> Selection:
::::::::
Generally my work draws on notions of community education currently circulating in Australia, but I believe my points are reflected in the broader literature on (adult) education. Agreed features of the adult community sector have been framed as follows: a learner centred and consumer driven philosophy; responsiveness to (local) communities; accessibility and inclusiveness with particular reference to specific target groups; diversity of offerings, providers and pathways to work; and flexibility especially in terms of delivery issues such as time, place, methods and entry/exit levels (Kelly Associates 1997, 16-18, emphases added).

Since publication of a second Australian government inquiry (MCEETYA, 1997) into adult and community education (ACE) the sector has been increasingly drawn into a framework of vocational education and training (VET) that is tied to economic productivity. Yet prevailing contemporary discourses persist with overarching claims of empowerment for Others. While some writers acknowledge the links between power and the material and economic conditions of people's lives, much 'professional' advice for practitioners ignores complexity in its attempts to deal with the pragmatics of the 'classroom' - questions about what to do on Monday night. Thus prevailing discourses promoting pragmatic action, but also liberal progressive, critical, radical and feminist discourses, seem to me to be inadequate in explaining how understandings of Whiteness are co-implicated in power-knowledge relations in pedagogy (c/f Gore 1993).

In all honesty I believe that the contemporary social order reflects levels of inequality and violence that are just unacceptable to many educators, yet I know that articulating pedagogies for change, knowing how to achieve them, and actually realising them, are all problematic processes.
::::::::
> Dataset section:

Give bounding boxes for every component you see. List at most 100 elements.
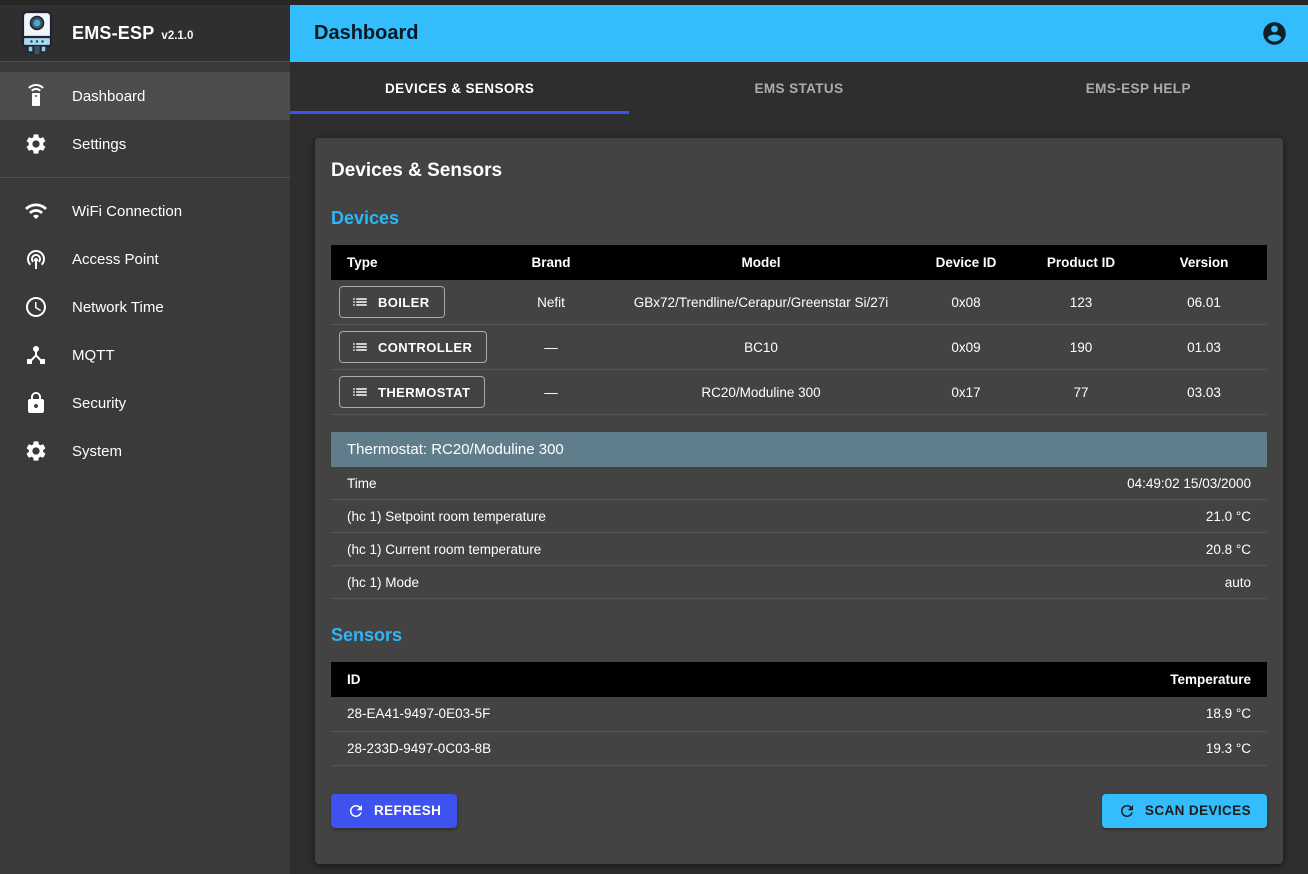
::::::::
> Stated exercise: Can you duplicate, word for word, the part of the passage on adult community education that opens with the words containing "In all honesty" and closes with "all problematic processes."?

> Reply to the task:
In all honesty I believe that the contemporary social order reflects levels of inequality and violence that are just unacceptable to many educators, yet I know that articulating pedagogies for change, knowing how to achieve them, and actually realising them, are all problematic processes.